- [Stated problem]: Exclude the pictures, then copy all remaining records exactly.

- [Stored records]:
----
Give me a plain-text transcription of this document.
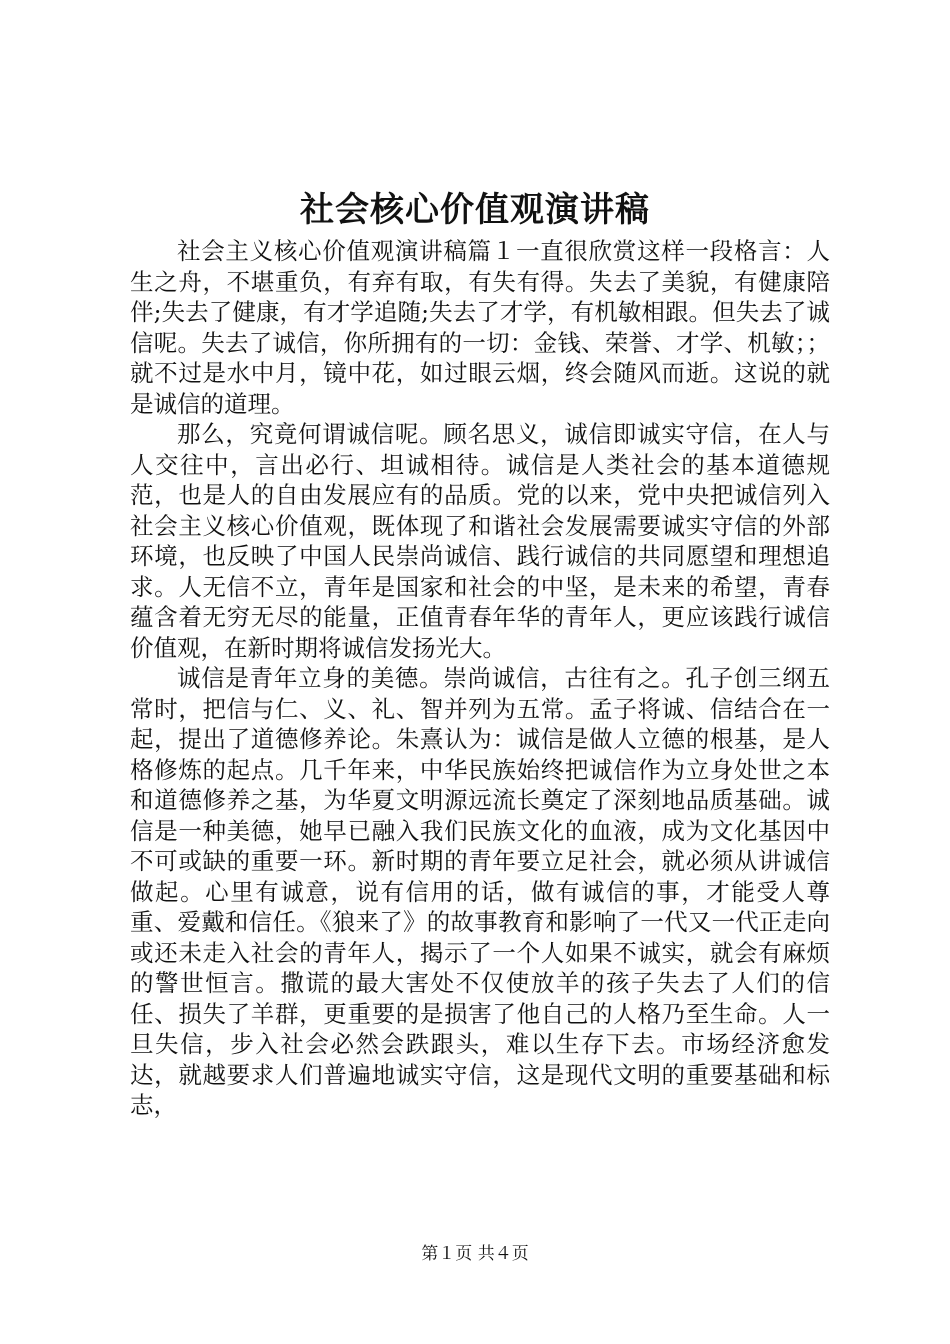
社会核心价值观演讲稿

社会主义核心价值观演讲稿篇１一直很欣赏这样一段格言：人生之舟，不堪重负，有弃有取，有失有得。失去了美貌，有健康陪伴;失去了健康，有才学追随;失去了才学，有机敏相跟。但失去了诚信呢。失去了诚信，你所拥有的一切：金钱、荣誉、才学、机敏；；就不过是水中月，镜中花，如过眼云烟，终会随风而逝。这说的就是诚信的道理。

那么，究竟何谓诚信呢。顾名思义，诚信即诚实守信，在人与人交往中，言出必行、坦诚相待。诚信是人类社会的基本道德规范，也是人的自由发展应有的品质。党的以来，党中央把诚信列入社会主义核心价值观，既体现了和谐社会发展需要诚实守信的外部环境，也反映了中国人民崇尚诚信、践行诚信的共同愿望和理想追求。人无信不立，青年是国家和社会的中坚，是未来的希望，青春蕴含着无穷无尽的能量，正值青春年华的青年人，更应该践行诚信价值观，在新时期将诚信发扬光大。

诚信是青年立身的美德。崇尚诚信，古往有之。孔子创三纲五常时，把信与仁、义、礼、智并列为五常。孟子将诚、信结合在一起，提出了道德修养论。朱熹认为：诚信是做人立德的根基，是人格修炼的起点。几千年来，中华民族始终把诚信作为立身处世之本和道德修养之基，为华夏文明源远流长奠定了深刻地品质基础。诚信是一种美德，她早已融入我们民族文化的血液，成为文化基因中不可或缺的重要一环。新时期的青年要立足社会，就必须从讲诚信做起。心里有诚意，说有信用的话，做有诚信的事，才能受人尊重、爱戴和信任。《狼来了》的故事教育和影响了一代又一代正走向或还未走入社会的青年人，揭示了一个人如果不诚实，就会有麻烦的警世恒言。撒谎的最大害处不仅使放羊的孩子失去了人们的信任、损失了羊群，更重要的是损害了他自己的人格乃至生命。人一旦失信，步入社会必然会跌跟头，难以生存下去。市场经济愈发达，就越要求人们普遍地诚实守信，这是现代文明的重要基础和标志，

第１页 共４页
----
- [Task output]:
Give me a plain-text transcription of this document.
社会核心价值观演讲稿

社会主义核心价值观演讲稿篇１一直很欣赏这样一段格言：人生之舟，不堪重负，有弃有取，有失有得。失去了美貌，有健康陪伴;失去了健康，有才学追随;失去了才学，有机敏相跟。但失去了诚信呢。失去了诚信，你所拥有的一切：金钱、荣誉、才学、机敏；；就不过是水中月，镜中花，如过眼云烟，终会随风而逝。这说的就是诚信的道理。

那么，究竟何谓诚信呢。顾名思义，诚信即诚实守信，在人与人交往中，言出必行、坦诚相待。诚信是人类社会的基本道德规范，也是人的自由发展应有的品质。党的以来，党中央把诚信列入社会主义核心价值观，既体现了和谐社会发展需要诚实守信的外部环境，也反映了中国人民崇尚诚信、践行诚信的共同愿望和理想追求。人无信不立，青年是国家和社会的中坚，是未来的希望，青春蕴含着无穷无尽的能量，正值青春年华的青年人，更应该践行诚信价值观，在新时期将诚信发扬光大。

诚信是青年立身的美德。崇尚诚信，古往有之。孔子创三纲五常时，把信与仁、义、礼、智并列为五常。孟子将诚、信结合在一起，提出了道德修养论。朱熹认为：诚信是做人立德的根基，是人格修炼的起点。几千年来，中华民族始终把诚信作为立身处世之本和道德修养之基，为华夏文明源远流长奠定了深刻地品质基础。诚信是一种美德，她早已融入我们民族文化的血液，成为文化基因中不可或缺的重要一环。新时期的青年要立足社会，就必须从讲诚信做起。心里有诚意，说有信用的话，做有诚信的事，才能受人尊重、爱戴和信任。《狼来了》的故事教育和影响了一代又一代正走向或还未走入社会的青年人，揭示了一个人如果不诚实，就会有麻烦的警世恒言。撒谎的最大害处不仅使放羊的孩子失去了人们的信任、损失了羊群，更重要的是损害了他自己的人格乃至生命。人一旦失信，步入社会必然会跌跟头，难以生存下去。市场经济愈发达，就越要求人们普遍地诚实守信，这是现代文明的重要基础和标志，

第１页 共４页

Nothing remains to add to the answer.